## CONSIGNE DE L'EXERCICE
Recopiez à l'identique les lignes des données, depuis la première jusqu'à celle qui contient « rank-label: 17. (24, 492, 43, 508) », celle-ci comprise.

□ □ □

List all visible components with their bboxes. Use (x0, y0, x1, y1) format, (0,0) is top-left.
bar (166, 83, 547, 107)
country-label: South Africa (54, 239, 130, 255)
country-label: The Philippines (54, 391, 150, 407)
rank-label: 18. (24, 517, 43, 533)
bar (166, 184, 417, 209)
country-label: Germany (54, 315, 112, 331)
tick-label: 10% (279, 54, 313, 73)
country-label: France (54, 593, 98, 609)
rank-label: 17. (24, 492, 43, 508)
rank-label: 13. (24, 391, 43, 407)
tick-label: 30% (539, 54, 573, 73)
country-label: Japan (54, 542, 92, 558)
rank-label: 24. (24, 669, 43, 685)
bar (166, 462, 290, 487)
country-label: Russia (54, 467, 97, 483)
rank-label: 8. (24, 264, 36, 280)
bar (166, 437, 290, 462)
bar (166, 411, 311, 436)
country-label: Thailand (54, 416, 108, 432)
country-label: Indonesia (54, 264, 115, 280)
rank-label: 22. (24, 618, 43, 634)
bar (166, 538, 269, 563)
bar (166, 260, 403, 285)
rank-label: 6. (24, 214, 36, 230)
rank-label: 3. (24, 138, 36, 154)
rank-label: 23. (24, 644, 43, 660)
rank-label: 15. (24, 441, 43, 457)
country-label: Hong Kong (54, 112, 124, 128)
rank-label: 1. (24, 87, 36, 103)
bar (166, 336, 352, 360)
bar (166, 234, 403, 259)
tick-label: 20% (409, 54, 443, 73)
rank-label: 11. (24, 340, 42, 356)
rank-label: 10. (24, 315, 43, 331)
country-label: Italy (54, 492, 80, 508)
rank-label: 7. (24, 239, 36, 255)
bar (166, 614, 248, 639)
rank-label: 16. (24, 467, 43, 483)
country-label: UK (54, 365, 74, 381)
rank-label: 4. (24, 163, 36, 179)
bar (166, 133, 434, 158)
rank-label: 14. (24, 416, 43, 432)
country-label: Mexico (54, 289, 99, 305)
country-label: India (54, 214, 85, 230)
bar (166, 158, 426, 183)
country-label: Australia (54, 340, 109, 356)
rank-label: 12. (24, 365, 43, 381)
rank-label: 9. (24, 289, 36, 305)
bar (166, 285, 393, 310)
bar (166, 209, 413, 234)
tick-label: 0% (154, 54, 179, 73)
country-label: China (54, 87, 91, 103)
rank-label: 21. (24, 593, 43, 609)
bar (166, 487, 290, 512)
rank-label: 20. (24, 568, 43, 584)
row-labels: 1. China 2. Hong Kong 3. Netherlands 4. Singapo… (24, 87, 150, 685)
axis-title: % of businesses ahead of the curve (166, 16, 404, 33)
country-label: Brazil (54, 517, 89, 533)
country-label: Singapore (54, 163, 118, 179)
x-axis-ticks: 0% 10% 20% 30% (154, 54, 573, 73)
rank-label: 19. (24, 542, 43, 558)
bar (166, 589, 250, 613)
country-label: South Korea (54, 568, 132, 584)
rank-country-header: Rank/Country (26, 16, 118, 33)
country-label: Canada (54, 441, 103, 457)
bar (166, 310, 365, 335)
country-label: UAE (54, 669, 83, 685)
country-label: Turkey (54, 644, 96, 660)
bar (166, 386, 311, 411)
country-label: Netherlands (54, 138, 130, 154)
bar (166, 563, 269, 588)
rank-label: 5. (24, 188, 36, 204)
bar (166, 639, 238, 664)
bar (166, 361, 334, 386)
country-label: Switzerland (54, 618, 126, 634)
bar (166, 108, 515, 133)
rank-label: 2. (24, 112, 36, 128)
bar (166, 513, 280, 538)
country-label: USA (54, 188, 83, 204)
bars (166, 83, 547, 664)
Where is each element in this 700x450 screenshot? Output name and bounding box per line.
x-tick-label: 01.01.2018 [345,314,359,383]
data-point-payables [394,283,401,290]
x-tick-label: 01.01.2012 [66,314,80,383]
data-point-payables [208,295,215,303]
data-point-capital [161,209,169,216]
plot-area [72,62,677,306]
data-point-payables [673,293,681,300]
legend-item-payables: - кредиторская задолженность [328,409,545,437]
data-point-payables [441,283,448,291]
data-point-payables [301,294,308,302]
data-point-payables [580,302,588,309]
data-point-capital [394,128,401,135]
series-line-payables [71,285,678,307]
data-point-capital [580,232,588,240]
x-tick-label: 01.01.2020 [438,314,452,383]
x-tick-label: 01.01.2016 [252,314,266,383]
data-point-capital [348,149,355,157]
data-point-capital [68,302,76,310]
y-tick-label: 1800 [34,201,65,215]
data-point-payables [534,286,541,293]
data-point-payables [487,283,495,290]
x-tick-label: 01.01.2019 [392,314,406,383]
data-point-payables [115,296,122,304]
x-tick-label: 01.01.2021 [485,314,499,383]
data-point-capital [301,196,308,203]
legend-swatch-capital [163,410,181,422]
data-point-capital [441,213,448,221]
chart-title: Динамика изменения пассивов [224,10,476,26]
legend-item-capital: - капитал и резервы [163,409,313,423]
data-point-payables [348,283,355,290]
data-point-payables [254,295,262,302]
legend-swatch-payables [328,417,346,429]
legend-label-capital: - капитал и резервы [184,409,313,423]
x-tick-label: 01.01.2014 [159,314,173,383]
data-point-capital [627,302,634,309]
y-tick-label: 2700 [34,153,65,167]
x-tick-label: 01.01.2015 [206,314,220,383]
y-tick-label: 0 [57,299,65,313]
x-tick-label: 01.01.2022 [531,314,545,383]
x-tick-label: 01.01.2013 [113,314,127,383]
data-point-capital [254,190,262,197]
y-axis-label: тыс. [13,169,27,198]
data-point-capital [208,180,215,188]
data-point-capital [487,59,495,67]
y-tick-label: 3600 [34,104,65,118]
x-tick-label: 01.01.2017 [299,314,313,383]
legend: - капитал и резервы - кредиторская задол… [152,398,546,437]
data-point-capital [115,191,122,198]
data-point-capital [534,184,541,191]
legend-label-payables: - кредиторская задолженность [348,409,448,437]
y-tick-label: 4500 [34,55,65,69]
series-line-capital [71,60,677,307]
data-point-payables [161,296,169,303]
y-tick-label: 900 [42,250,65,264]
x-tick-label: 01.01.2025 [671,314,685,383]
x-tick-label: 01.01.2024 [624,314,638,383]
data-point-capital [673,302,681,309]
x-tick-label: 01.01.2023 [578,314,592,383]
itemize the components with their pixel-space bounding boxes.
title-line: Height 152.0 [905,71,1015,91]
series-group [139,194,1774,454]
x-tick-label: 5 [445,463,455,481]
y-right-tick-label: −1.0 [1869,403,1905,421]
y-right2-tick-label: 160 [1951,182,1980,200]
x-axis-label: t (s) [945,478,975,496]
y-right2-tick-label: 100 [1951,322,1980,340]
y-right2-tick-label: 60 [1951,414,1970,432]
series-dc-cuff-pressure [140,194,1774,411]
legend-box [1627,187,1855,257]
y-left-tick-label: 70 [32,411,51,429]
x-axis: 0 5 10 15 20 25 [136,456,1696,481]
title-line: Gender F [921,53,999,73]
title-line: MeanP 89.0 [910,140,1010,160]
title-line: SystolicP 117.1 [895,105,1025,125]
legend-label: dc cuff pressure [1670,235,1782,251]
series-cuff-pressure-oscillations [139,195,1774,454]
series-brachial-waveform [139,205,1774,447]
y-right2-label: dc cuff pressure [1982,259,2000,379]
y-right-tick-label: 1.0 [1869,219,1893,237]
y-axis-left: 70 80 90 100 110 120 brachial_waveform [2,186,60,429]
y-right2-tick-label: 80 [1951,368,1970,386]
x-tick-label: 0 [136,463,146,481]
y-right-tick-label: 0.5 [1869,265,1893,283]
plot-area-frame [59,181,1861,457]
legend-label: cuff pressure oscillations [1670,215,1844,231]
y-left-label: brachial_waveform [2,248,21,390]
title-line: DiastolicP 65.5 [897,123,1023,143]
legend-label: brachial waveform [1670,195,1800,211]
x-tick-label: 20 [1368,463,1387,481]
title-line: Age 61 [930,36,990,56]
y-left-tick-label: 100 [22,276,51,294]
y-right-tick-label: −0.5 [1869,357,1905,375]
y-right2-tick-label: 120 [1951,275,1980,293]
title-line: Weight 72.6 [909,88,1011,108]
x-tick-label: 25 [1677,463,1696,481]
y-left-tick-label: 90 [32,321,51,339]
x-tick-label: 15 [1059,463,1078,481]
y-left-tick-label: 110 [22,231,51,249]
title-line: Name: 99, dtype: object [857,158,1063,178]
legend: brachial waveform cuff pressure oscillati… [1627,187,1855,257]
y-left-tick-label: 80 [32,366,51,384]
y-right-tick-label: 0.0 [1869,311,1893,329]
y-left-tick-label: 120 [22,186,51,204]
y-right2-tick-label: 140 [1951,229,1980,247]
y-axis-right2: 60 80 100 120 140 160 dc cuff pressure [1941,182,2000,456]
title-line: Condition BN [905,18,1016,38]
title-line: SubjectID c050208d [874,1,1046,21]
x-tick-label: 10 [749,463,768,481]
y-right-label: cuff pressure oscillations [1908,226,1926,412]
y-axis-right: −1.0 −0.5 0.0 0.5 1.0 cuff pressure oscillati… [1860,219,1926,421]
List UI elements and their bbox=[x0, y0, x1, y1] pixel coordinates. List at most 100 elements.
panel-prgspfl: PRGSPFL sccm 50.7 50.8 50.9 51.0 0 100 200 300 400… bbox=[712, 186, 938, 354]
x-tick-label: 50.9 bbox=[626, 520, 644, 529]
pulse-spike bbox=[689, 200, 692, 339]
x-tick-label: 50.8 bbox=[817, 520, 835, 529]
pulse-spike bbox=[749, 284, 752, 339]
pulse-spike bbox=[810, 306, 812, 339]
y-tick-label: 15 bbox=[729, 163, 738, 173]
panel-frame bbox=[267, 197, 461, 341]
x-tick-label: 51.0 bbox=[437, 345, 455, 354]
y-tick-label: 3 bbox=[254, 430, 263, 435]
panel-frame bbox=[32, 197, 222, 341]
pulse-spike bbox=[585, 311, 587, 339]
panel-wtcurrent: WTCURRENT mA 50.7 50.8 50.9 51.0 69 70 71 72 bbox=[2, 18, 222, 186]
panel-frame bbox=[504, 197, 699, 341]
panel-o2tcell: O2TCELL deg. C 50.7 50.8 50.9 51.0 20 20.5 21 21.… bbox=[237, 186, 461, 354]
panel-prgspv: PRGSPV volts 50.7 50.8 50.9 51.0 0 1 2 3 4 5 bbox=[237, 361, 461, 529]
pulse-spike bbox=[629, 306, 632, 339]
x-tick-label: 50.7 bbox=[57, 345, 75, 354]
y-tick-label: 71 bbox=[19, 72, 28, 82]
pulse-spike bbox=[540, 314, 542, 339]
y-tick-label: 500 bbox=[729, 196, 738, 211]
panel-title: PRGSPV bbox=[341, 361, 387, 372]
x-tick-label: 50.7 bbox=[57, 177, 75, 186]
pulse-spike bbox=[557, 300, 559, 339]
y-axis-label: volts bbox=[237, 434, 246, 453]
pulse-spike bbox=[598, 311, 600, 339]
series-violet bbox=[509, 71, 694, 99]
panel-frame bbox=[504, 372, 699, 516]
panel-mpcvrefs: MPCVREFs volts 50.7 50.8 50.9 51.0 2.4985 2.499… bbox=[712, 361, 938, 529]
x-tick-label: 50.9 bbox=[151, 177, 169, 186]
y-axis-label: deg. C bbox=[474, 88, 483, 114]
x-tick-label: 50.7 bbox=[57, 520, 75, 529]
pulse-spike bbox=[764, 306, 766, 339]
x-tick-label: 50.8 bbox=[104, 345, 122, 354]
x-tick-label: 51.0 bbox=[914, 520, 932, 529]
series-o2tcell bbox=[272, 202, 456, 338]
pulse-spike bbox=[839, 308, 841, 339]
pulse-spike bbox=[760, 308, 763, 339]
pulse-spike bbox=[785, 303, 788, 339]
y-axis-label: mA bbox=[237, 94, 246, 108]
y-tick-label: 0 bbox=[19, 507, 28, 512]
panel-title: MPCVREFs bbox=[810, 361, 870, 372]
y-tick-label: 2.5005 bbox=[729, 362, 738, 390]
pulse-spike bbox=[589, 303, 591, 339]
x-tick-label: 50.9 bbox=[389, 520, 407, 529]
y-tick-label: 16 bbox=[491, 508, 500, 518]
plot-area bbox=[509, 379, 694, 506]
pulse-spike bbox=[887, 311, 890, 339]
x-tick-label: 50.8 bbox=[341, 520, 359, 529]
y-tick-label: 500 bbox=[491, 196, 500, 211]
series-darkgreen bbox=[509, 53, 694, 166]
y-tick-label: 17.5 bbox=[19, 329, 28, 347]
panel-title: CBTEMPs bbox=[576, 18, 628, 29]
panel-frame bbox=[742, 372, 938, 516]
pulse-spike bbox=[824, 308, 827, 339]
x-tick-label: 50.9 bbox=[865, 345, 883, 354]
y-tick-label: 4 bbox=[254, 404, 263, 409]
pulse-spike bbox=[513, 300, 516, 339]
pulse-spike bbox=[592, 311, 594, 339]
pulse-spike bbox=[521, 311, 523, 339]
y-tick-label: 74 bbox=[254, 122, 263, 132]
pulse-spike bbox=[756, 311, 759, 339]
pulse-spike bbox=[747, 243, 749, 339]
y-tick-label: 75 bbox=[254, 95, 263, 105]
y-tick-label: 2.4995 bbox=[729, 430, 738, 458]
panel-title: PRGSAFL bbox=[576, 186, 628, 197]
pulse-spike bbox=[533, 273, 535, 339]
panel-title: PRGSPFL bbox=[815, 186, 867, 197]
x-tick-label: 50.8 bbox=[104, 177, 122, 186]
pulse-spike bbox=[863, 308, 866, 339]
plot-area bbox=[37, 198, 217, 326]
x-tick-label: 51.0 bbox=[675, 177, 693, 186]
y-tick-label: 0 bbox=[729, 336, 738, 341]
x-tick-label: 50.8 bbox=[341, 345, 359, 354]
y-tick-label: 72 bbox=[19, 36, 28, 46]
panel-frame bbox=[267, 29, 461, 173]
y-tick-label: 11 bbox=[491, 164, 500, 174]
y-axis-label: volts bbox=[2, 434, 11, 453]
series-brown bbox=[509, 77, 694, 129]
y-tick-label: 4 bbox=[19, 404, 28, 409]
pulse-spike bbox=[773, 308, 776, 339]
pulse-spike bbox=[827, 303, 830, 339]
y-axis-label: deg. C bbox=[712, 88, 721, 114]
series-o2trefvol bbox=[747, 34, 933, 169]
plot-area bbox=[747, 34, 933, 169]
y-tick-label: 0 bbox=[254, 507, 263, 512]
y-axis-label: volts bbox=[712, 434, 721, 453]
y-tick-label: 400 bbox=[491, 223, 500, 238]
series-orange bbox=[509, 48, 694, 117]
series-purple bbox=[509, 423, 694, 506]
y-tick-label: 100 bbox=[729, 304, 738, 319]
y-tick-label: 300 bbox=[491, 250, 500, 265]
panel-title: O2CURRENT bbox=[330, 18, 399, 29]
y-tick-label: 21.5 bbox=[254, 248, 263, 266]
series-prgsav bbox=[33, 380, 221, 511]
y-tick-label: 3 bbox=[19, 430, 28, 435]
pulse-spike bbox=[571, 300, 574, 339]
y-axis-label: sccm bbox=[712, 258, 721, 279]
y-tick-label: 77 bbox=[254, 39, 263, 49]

□ □ □

## RÉPONSE ATTENDUE
List all visible components with their bboxes. Use (x0, y0, x1, y1) format, (0,0) is top-left.
bar (166, 83, 547, 107)
country-label: South Africa (54, 239, 130, 255)
country-label: The Philippines (54, 391, 150, 407)
rank-label: 18. (24, 517, 43, 533)
bar (166, 184, 417, 209)
country-label: Germany (54, 315, 112, 331)
tick-label: 10% (279, 54, 313, 73)
country-label: France (54, 593, 98, 609)
rank-label: 17. (24, 492, 43, 508)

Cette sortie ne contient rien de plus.